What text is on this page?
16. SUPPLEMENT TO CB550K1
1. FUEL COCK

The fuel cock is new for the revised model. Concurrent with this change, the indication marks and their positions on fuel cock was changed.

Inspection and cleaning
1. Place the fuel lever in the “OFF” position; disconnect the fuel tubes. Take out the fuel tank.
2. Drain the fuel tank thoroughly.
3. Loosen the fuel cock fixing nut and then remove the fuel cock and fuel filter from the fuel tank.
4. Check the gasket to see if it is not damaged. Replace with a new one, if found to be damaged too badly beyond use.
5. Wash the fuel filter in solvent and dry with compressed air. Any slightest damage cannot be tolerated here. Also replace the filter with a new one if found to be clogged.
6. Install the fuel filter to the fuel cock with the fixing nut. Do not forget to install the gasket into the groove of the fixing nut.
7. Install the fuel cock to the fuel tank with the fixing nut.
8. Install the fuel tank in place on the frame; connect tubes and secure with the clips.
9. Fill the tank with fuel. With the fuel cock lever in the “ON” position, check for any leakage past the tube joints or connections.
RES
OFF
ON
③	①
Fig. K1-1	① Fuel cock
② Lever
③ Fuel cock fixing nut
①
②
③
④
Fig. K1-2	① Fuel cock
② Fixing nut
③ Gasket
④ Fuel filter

━━━━━━━━

## EXERCISE DIRECTIONS
Return what is listed above, exactly and completely.

## RESULT OF THE TASK
What text is on this page?
16. SUPPLEMENT TO CB550K1
1. FUEL COCK

The fuel cock is new for the revised model. Concurrent with this change, the indication marks and their positions on fuel cock was changed.

Inspection and cleaning
1. Place the fuel lever in the “OFF” position; disconnect the fuel tubes. Take out the fuel tank.
2. Drain the fuel tank thoroughly.
3. Loosen the fuel cock fixing nut and then remove the fuel cock and fuel filter from the fuel tank.
4. Check the gasket to see if it is not damaged. Replace with a new one, if found to be damaged too badly beyond use.
5. Wash the fuel filter in solvent and dry with compressed air. Any slightest damage cannot be tolerated here. Also replace the filter with a new one if found to be clogged.
6. Install the fuel filter to the fuel cock with the fixing nut. Do not forget to install the gasket into the groove of the fixing nut.
7. Install the fuel cock to the fuel tank with the fixing nut.
8. Install the fuel tank in place on the frame; connect tubes and secure with the clips.
9. Fill the tank with fuel. With the fuel cock lever in the “ON” position, check for any leakage past the tube joints or connections.
RES
OFF
ON
③	①
Fig. K1-1	① Fuel cock
② Lever
③ Fuel cock fixing nut
①
②
③
④
Fig. K1-2	① Fuel cock
② Fixing nut
③ Gasket
④ Fuel filter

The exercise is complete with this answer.